**Problems to solve**
a - According to the Holocene passage, how many years ago did the Holocene begin?
b - In one to three sentences, explain why the Holocene passage treats the question of how warm the Holocene was at its warmest as important.
c - Return the Holocene passage word for word, from "Hunger stone at" up to and including "Net Zero Watch.".

**Passage shown**
* Begin *
Posted: February 24, 2023 by oldbrew in climate, History, modelling, Natural Variation, research, Temperature, trees
Tags: ,

Hunger stone at Decin on the River Elbe, with dates back to 1616 or earlier [image credit: Norbert Kaiser @ Wikipedia]


We looked at some of this recently, here and here. Of course the problem nowadays is that weather news is liable to be subjected to the melodrama treatment by climate obsessives. Re. the European droughts, there’s also the evidence of the ‘hunger stones’, for example.
– – –
The Holocene – the time since the end of the last glaciation – which has witnessed all of humanity’s recorded history and the rise and fall of civilisations – began only 11,700 years ago, says Dr David Whitehouse @ Net Zero Watch.

It is a relatively warm period, but how warm was it at its warmest?

What happened in the past informs current climate models placing the current global warming into perspective.

There have been contrasting views on the warmth of the Holocene. Marcott et al (2013) says 0.8°C higher than the pre-industrial period, Lui et al (2014) says 0.5°C cooler. In general, recent CMIP6 models fail to cast much light on the so-called Holocene temperature conundrum.
* End *
**Records supplied**
* Begin *
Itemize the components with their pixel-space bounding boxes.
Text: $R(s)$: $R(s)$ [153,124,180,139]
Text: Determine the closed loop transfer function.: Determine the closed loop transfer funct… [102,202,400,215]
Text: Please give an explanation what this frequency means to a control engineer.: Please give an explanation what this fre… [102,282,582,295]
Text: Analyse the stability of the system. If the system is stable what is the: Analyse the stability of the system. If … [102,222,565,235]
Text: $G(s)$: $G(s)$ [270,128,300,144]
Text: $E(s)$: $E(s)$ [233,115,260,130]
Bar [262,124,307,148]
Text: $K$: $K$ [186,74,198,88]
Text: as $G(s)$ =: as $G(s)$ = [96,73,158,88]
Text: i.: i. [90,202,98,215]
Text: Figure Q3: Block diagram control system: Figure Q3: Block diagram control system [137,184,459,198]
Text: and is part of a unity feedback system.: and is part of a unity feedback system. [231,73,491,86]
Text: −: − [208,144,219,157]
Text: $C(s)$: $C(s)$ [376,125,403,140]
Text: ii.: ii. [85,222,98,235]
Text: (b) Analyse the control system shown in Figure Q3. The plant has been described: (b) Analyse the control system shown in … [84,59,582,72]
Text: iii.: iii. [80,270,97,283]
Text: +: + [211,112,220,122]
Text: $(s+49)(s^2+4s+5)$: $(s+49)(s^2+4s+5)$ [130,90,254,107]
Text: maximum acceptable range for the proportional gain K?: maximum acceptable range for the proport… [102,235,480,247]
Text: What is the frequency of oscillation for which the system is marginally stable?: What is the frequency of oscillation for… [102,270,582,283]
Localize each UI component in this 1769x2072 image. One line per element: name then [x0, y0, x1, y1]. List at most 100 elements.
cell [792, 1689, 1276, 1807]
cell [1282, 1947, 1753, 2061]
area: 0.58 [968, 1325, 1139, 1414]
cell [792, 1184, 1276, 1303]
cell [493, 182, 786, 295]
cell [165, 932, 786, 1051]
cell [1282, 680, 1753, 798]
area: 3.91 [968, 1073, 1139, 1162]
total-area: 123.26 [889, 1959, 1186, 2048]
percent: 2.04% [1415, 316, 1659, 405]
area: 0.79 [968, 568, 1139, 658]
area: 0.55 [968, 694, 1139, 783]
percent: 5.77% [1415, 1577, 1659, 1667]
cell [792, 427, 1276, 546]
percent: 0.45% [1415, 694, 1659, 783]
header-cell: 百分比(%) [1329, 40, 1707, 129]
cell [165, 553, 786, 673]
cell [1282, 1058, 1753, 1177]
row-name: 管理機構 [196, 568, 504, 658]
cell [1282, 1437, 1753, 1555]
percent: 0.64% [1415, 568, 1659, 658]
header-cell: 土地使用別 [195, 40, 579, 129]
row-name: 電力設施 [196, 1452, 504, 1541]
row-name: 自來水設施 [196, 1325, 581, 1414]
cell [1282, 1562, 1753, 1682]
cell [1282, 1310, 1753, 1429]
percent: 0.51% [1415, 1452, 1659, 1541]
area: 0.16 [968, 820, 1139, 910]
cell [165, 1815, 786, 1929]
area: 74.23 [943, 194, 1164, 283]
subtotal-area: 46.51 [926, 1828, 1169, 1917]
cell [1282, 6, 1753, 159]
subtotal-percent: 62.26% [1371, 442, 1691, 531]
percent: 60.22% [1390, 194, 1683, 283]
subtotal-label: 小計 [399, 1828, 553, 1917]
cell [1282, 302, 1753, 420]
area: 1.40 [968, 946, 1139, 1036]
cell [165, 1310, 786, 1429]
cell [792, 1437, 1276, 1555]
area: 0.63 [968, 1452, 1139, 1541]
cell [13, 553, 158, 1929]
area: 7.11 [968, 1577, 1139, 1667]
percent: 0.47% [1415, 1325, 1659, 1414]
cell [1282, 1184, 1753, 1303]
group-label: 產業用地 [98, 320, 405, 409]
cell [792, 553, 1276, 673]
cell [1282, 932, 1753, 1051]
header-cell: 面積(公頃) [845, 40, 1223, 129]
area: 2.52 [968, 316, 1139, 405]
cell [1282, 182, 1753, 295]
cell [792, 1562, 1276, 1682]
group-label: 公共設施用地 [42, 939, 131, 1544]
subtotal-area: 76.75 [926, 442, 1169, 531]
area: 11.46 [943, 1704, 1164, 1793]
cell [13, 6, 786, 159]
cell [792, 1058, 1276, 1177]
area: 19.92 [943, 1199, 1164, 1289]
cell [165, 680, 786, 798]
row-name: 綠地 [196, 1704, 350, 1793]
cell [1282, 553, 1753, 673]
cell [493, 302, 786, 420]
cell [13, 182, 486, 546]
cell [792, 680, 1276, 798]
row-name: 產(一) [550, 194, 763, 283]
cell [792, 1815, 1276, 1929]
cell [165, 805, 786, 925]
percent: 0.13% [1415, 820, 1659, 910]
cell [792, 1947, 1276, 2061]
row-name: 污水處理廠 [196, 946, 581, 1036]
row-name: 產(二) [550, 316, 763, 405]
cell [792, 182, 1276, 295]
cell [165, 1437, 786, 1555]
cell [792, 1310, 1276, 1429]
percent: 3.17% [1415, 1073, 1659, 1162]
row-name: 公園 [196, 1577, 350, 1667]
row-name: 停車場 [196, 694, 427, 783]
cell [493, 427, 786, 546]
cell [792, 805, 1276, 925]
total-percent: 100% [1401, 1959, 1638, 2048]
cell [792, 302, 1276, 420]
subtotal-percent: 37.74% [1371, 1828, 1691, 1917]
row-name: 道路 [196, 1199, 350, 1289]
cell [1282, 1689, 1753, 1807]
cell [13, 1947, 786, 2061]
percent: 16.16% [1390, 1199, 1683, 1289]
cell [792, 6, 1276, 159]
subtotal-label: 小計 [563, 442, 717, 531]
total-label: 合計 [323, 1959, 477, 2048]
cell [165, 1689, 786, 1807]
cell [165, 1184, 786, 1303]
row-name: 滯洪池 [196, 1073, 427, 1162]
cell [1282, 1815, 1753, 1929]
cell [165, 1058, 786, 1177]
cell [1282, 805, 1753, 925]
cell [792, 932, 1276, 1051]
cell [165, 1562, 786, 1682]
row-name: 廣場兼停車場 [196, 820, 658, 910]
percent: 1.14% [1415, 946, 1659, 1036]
* End *
**Expected answers**
a - 11,700 years ago.

b - The passage says that what happened in the past informs current climate models. This places the current global warming into perspective.

c -
Hunger stone at Decin on the River Elbe, with dates back to 1616 or earlier [image credit: Norbert Kaiser @ Wikipedia]


We looked at some of this recently, here and here. Of course the problem nowadays is that weather news is liable to be subjected to the melodrama treatment by climate obsessives. Re. the European droughts, there’s also the evidence of the ‘hunger stones’, for example.
– – –
The Holocene – the time since the end of the last glaciation – which has witnessed all of humanity’s recorded history and the rise and fall of civilisations – began only 11,700 years ago, says Dr David Whitehouse @ Net Zero Watch.